### EXERCISE DETAILS
Copy everything in the data below exactly except the pictures.

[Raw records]
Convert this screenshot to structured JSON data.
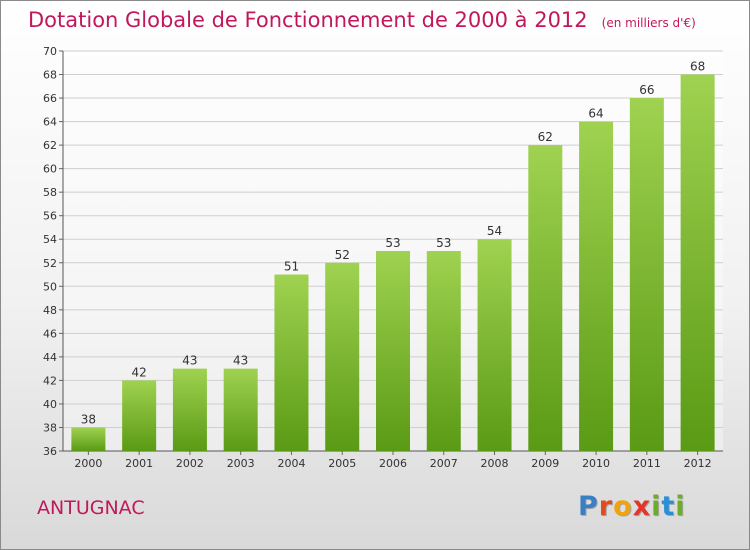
{
  "header": {
    "title": "Dotation Globale de Fonctionnement de 2000 à 2012",
    "unit": "(en milliers d'€)"
  },
  "footer": {
    "place": "ANTUGNAC",
    "logo_text": "Proxiti"
  },
  "colors": {
    "title": "#c2185b",
    "bar_light": "#9fd250",
    "bar_dark": "#5a9a14",
    "grid": "#cfcfcf"
  },
  "chart_data": {
    "type": "bar",
    "categories": [
      "2000",
      "2001",
      "2002",
      "2003",
      "2004",
      "2005",
      "2006",
      "2007",
      "2008",
      "2009",
      "2010",
      "2011",
      "2012"
    ],
    "values": [
      38,
      42,
      43,
      43,
      51,
      52,
      53,
      53,
      54,
      62,
      64,
      66,
      68
    ],
    "title": "Dotation Globale de Fonctionnement de 2000 à 2012",
    "ylim": [
      36,
      70
    ],
    "ytick_step": 2,
    "grid": true,
    "data_labels": true
  }
}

### COMPLETED TASK
Convert this screenshot to structured JSON data.
{
  "header": {
    "title": "Dotation Globale de Fonctionnement de 2000 à 2012",
    "unit": "(en milliers d'€)"
  },
  "footer": {
    "place": "ANTUGNAC",
    "logo_text": "Proxiti"
  },
  "colors": {
    "title": "#c2185b",
    "bar_light": "#9fd250",
    "bar_dark": "#5a9a14",
    "grid": "#cfcfcf"
  },
  "chart_data": {
    "type": "bar",
    "categories": [
      "2000",
      "2001",
      "2002",
      "2003",
      "2004",
      "2005",
      "2006",
      "2007",
      "2008",
      "2009",
      "2010",
      "2011",
      "2012"
    ],
    "values": [
      38,
      42,
      43,
      43,
      51,
      52,
      53,
      53,
      54,
      62,
      64,
      66,
      68
    ],
    "title": "Dotation Globale de Fonctionnement de 2000 à 2012",
    "ylim": [
      36,
      70
    ],
    "ytick_step": 2,
    "grid": true,
    "data_labels": true
  }
}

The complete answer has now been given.